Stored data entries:
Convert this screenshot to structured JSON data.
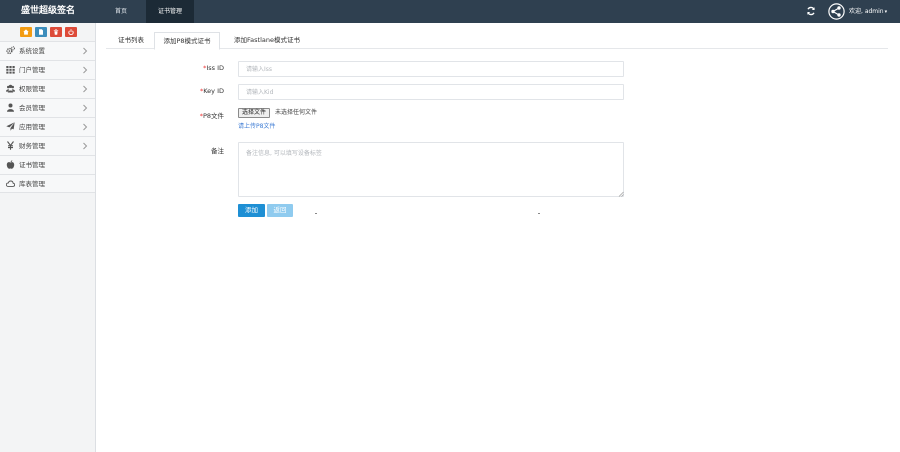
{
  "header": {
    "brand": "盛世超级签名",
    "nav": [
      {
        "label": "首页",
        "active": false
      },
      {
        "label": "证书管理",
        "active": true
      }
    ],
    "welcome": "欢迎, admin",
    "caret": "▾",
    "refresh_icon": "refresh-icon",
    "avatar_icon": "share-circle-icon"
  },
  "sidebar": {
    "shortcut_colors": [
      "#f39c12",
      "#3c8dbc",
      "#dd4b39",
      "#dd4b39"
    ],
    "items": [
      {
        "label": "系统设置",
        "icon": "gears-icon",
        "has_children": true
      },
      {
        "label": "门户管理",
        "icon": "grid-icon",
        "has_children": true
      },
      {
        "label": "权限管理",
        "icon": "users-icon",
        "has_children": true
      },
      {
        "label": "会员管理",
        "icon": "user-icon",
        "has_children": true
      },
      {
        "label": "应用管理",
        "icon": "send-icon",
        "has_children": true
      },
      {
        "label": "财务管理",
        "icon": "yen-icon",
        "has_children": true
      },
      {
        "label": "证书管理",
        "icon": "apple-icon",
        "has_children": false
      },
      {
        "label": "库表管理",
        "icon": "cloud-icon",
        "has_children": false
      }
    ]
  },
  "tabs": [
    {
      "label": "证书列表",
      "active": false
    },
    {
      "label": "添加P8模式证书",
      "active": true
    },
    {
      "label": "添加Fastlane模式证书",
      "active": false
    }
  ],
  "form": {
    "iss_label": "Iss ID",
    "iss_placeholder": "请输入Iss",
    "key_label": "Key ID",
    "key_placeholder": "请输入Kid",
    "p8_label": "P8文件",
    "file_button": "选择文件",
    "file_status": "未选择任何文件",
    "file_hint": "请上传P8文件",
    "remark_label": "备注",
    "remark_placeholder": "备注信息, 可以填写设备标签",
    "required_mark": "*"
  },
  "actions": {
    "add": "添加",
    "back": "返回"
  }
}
* * *
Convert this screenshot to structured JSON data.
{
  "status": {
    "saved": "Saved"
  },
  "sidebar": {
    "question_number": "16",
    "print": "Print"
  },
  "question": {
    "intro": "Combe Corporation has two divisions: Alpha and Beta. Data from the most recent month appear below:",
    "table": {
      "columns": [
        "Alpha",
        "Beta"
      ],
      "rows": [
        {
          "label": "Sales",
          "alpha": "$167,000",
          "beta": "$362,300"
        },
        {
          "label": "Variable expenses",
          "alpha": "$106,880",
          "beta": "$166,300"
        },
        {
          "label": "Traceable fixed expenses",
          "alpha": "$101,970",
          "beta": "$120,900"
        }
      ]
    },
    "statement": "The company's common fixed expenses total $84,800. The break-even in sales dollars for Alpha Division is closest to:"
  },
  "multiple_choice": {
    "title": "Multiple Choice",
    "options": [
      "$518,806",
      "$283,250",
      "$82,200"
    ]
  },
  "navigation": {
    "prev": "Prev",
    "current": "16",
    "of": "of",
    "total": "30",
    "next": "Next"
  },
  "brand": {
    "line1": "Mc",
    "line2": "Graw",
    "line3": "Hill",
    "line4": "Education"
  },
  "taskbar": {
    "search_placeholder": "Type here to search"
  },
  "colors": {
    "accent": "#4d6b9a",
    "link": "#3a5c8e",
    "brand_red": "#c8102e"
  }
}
--
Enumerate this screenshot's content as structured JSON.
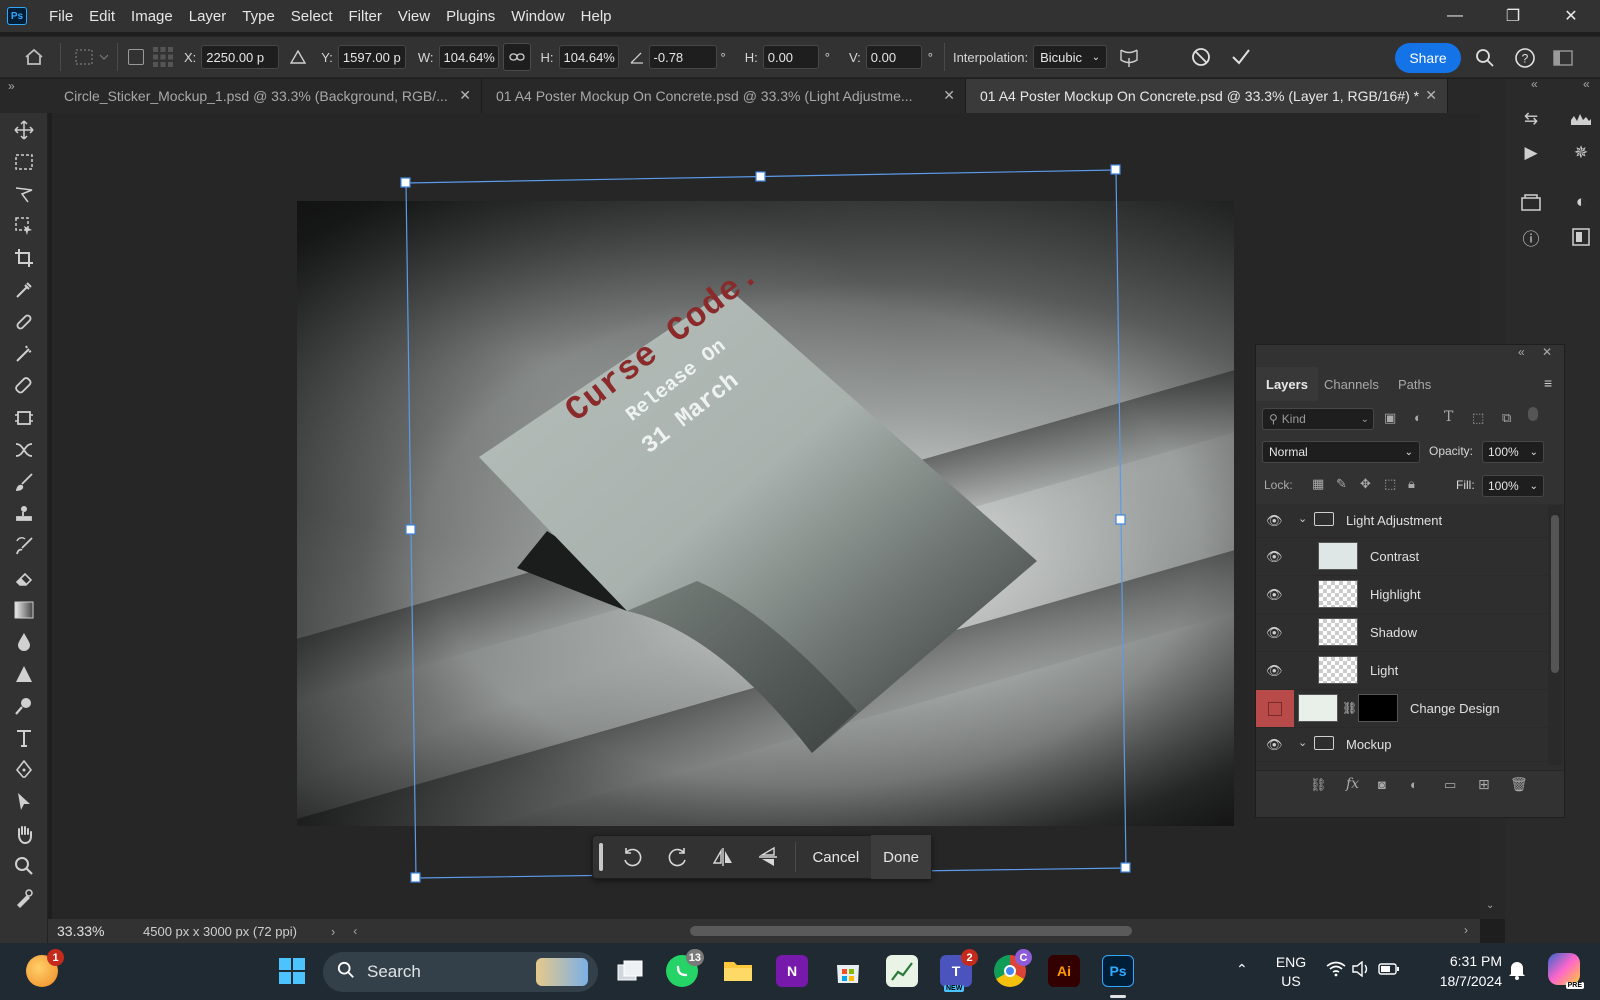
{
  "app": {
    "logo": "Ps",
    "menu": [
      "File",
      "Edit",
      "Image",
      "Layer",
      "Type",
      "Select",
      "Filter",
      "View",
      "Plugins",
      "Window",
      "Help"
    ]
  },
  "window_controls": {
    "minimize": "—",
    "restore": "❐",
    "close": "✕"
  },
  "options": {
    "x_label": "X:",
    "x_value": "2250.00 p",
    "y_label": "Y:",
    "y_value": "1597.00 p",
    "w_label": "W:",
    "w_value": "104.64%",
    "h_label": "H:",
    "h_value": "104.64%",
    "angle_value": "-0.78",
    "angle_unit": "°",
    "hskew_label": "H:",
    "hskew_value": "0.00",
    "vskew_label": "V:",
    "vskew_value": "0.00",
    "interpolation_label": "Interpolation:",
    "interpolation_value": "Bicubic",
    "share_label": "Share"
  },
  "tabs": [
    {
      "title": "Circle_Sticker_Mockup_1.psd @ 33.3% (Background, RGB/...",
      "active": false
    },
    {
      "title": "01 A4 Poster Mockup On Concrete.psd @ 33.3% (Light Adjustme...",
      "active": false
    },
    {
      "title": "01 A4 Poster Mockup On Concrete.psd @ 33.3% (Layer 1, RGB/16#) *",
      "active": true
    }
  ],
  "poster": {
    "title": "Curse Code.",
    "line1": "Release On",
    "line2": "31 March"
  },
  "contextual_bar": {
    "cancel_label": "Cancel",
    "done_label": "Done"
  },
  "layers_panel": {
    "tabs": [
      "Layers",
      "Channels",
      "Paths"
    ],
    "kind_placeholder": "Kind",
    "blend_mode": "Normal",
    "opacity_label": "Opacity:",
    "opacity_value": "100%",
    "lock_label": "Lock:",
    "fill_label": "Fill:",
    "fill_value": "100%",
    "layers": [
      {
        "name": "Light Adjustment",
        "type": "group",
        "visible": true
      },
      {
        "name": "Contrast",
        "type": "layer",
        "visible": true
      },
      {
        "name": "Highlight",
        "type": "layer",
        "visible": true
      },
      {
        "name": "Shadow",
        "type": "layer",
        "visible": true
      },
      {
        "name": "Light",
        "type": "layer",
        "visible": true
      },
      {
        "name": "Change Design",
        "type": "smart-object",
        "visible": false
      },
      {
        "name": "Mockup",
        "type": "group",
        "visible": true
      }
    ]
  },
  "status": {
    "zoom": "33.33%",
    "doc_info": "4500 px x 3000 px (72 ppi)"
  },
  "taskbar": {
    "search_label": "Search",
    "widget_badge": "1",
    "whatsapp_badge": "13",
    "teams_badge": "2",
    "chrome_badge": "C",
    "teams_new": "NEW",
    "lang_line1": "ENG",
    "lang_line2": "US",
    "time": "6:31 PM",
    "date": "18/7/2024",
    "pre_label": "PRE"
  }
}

### Given instruction
Scan the entries above. Copy each line that has the string "fixed".

### Exercise output
          "label": "Traceable fixed expenses",
    "statement": "The company's common fixed expenses total $84,800. The break-even in sales dollars for Alpha Division is closest to:"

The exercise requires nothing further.